"""

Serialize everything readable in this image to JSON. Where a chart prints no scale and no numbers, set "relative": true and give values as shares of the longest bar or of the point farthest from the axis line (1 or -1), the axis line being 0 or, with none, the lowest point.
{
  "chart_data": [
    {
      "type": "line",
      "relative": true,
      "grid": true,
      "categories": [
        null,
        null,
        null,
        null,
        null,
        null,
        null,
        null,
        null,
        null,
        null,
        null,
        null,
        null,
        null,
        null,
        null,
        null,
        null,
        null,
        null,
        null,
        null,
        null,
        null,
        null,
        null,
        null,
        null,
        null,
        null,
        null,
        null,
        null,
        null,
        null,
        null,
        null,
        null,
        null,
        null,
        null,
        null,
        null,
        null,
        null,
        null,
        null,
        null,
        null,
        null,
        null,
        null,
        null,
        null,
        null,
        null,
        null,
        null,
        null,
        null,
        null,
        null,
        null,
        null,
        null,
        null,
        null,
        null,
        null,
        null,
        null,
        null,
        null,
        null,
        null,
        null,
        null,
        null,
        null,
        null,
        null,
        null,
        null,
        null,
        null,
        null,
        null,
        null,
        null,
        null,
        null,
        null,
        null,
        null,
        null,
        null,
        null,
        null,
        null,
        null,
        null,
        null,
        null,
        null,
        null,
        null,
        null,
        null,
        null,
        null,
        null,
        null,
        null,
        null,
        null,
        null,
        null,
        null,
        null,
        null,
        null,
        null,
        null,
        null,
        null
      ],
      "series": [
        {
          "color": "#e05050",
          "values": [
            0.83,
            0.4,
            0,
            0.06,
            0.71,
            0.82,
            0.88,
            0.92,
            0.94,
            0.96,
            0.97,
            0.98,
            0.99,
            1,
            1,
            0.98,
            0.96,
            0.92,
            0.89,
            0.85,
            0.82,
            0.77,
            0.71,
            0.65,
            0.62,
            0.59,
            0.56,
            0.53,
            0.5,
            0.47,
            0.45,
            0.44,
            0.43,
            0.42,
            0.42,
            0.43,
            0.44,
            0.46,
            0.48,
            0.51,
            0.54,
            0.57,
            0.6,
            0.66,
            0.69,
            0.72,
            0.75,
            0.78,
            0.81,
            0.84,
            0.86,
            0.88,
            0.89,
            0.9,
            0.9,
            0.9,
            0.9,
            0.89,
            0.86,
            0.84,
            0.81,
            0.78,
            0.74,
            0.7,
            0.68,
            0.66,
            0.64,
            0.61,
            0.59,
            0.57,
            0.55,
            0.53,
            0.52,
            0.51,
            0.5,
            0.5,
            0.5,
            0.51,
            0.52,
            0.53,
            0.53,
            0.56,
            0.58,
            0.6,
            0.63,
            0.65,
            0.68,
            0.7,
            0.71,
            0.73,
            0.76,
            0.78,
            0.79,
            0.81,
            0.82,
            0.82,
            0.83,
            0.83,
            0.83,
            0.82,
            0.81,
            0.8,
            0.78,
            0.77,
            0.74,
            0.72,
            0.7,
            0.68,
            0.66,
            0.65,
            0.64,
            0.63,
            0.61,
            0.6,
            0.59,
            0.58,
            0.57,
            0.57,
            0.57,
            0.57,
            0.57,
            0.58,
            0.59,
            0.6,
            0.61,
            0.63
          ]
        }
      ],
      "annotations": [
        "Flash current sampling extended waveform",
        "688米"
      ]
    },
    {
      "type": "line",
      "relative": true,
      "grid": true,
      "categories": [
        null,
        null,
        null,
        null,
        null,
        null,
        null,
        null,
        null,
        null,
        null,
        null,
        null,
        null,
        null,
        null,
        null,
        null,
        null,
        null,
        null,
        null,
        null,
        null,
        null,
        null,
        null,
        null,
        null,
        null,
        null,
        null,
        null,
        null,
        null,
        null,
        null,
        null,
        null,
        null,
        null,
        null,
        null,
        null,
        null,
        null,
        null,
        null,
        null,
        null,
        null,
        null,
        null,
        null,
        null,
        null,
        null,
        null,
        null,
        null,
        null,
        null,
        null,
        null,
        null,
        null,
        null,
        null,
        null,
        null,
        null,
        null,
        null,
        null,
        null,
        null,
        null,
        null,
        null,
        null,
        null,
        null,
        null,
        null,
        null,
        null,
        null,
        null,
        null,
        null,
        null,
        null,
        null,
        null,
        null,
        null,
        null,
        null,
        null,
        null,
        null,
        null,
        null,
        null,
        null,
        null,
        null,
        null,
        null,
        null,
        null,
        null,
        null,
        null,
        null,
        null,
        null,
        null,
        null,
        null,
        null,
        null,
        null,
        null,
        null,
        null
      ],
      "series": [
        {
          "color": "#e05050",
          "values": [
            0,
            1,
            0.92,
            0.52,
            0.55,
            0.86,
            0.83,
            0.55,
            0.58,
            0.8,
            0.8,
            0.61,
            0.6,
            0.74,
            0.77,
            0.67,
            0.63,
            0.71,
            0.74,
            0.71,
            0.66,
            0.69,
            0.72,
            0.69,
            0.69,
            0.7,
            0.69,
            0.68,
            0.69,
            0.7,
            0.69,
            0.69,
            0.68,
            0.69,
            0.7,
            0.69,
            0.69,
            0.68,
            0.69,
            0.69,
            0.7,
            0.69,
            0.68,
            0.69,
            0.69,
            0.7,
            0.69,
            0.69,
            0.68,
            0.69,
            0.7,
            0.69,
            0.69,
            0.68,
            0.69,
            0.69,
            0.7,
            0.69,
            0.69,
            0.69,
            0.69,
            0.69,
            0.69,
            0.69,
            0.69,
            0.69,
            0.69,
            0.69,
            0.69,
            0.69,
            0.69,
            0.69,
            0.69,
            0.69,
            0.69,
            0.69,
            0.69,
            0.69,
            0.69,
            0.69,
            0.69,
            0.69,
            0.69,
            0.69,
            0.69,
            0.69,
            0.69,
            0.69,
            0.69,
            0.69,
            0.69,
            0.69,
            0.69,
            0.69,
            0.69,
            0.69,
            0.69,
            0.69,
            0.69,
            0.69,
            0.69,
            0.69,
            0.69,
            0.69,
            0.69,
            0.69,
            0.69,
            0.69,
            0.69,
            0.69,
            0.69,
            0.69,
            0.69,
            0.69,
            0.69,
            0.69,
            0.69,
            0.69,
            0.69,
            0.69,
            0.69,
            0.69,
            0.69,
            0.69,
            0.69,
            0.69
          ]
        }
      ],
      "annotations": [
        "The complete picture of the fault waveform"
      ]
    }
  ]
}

"""

§ **TASK GOAL**
Each entry above is to be quoted exactly.

§ **COMPLETE ANSWER**
Serialize everything readable in this image to JSON. Where a chart prints no scale and no numbers, set "relative": true and give values as shares of the longest bar or of the point farthest from the axis line (1 or -1), the axis line being 0 or, with none, the lowest point.
{
  "chart_data": [
    {
      "type": "line",
      "relative": true,
      "grid": true,
      "categories": [
        null,
        null,
        null,
        null,
        null,
        null,
        null,
        null,
        null,
        null,
        null,
        null,
        null,
        null,
        null,
        null,
        null,
        null,
        null,
        null,
        null,
        null,
        null,
        null,
        null,
        null,
        null,
        null,
        null,
        null,
        null,
        null,
        null,
        null,
        null,
        null,
        null,
        null,
        null,
        null,
        null,
        null,
        null,
        null,
        null,
        null,
        null,
        null,
        null,
        null,
        null,
        null,
        null,
        null,
        null,
        null,
        null,
        null,
        null,
        null,
        null,
        null,
        null,
        null,
        null,
        null,
        null,
        null,
        null,
        null,
        null,
        null,
        null,
        null,
        null,
        null,
        null,
        null,
        null,
        null,
        null,
        null,
        null,
        null,
        null,
        null,
        null,
        null,
        null,
        null,
        null,
        null,
        null,
        null,
        null,
        null,
        null,
        null,
        null,
        null,
        null,
        null,
        null,
        null,
        null,
        null,
        null,
        null,
        null,
        null,
        null,
        null,
        null,
        null,
        null,
        null,
        null,
        null,
        null,
        null,
        null,
        null,
        null,
        null,
        null,
        null
      ],
      "series": [
        {
          "color": "#e05050",
          "values": [
            0.83,
            0.4,
            0,
            0.06,
            0.71,
            0.82,
            0.88,
            0.92,
            0.94,
            0.96,
            0.97,
            0.98,
            0.99,
            1,
            1,
            0.98,
            0.96,
            0.92,
            0.89,
            0.85,
            0.82,
            0.77,
            0.71,
            0.65,
            0.62,
            0.59,
            0.56,
            0.53,
            0.5,
            0.47,
            0.45,
            0.44,
            0.43,
            0.42,
            0.42,
            0.43,
            0.44,
            0.46,
            0.48,
            0.51,
            0.54,
            0.57,
            0.6,
            0.66,
            0.69,
            0.72,
            0.75,
            0.78,
            0.81,
            0.84,
            0.86,
            0.88,
            0.89,
            0.9,
            0.9,
            0.9,
            0.9,
            0.89,
            0.86,
            0.84,
            0.81,
            0.78,
            0.74,
            0.7,
            0.68,
            0.66,
            0.64,
            0.61,
            0.59,
            0.57,
            0.55,
            0.53,
            0.52,
            0.51,
            0.5,
            0.5,
            0.5,
            0.51,
            0.52,
            0.53,
            0.53,
            0.56,
            0.58,
            0.6,
            0.63,
            0.65,
            0.68,
            0.7,
            0.71,
            0.73,
            0.76,
            0.78,
            0.79,
            0.81,
            0.82,
            0.82,
            0.83,
            0.83,
            0.83,
            0.82,
            0.81,
            0.8,
            0.78,
            0.77,
            0.74,
            0.72,
            0.7,
            0.68,
            0.66,
            0.65,
            0.64,
            0.63,
            0.61,
            0.6,
            0.59,
            0.58,
            0.57,
            0.57,
            0.57,
            0.57,
            0.57,
            0.58,
            0.59,
            0.6,
            0.61,
            0.63
          ]
        }
      ],
      "annotations": [
        "Flash current sampling extended waveform",
        "688米"
      ]
    },
    {
      "type": "line",
      "relative": true,
      "grid": true,
      "categories": [
        null,
        null,
        null,
        null,
        null,
        null,
        null,
        null,
        null,
        null,
        null,
        null,
        null,
        null,
        null,
        null,
        null,
        null,
        null,
        null,
        null,
        null,
        null,
        null,
        null,
        null,
        null,
        null,
        null,
        null,
        null,
        null,
        null,
        null,
        null,
        null,
        null,
        null,
        null,
        null,
        null,
        null,
        null,
        null,
        null,
        null,
        null,
        null,
        null,
        null,
        null,
        null,
        null,
        null,
        null,
        null,
        null,
        null,
        null,
        null,
        null,
        null,
        null,
        null,
        null,
        null,
        null,
        null,
        null,
        null,
        null,
        null,
        null,
        null,
        null,
        null,
        null,
        null,
        null,
        null,
        null,
        null,
        null,
        null,
        null,
        null,
        null,
        null,
        null,
        null,
        null,
        null,
        null,
        null,
        null,
        null,
        null,
        null,
        null,
        null,
        null,
        null,
        null,
        null,
        null,
        null,
        null,
        null,
        null,
        null,
        null,
        null,
        null,
        null,
        null,
        null,
        null,
        null,
        null,
        null,
        null,
        null,
        null,
        null,
        null,
        null
      ],
      "series": [
        {
          "color": "#e05050",
          "values": [
            0,
            1,
            0.92,
            0.52,
            0.55,
            0.86,
            0.83,
            0.55,
            0.58,
            0.8,
            0.8,
            0.61,
            0.6,
            0.74,
            0.77,
            0.67,
            0.63,
            0.71,
            0.74,
            0.71,
            0.66,
            0.69,
            0.72,
            0.69,
            0.69,
            0.7,
            0.69,
            0.68,
            0.69,
            0.7,
            0.69,
            0.69,
            0.68,
            0.69,
            0.7,
            0.69,
            0.69,
            0.68,
            0.69,
            0.69,
            0.7,
            0.69,
            0.68,
            0.69,
            0.69,
            0.7,
            0.69,
            0.69,
            0.68,
            0.69,
            0.7,
            0.69,
            0.69,
            0.68,
            0.69,
            0.69,
            0.7,
            0.69,
            0.69,
            0.69,
            0.69,
            0.69,
            0.69,
            0.69,
            0.69,
            0.69,
            0.69,
            0.69,
            0.69,
            0.69,
            0.69,
            0.69,
            0.69,
            0.69,
            0.69,
            0.69,
            0.69,
            0.69,
            0.69,
            0.69,
            0.69,
            0.69,
            0.69,
            0.69,
            0.69,
            0.69,
            0.69,
            0.69,
            0.69,
            0.69,
            0.69,
            0.69,
            0.69,
            0.69,
            0.69,
            0.69,
            0.69,
            0.69,
            0.69,
            0.69,
            0.69,
            0.69,
            0.69,
            0.69,
            0.69,
            0.69,
            0.69,
            0.69,
            0.69,
            0.69,
            0.69,
            0.69,
            0.69,
            0.69,
            0.69,
            0.69,
            0.69,
            0.69,
            0.69,
            0.69,
            0.69,
            0.69,
            0.69,
            0.69,
            0.69,
            0.69
          ]
        }
      ],
      "annotations": [
        "The complete picture of the fault waveform"
      ]
    }
  ]
}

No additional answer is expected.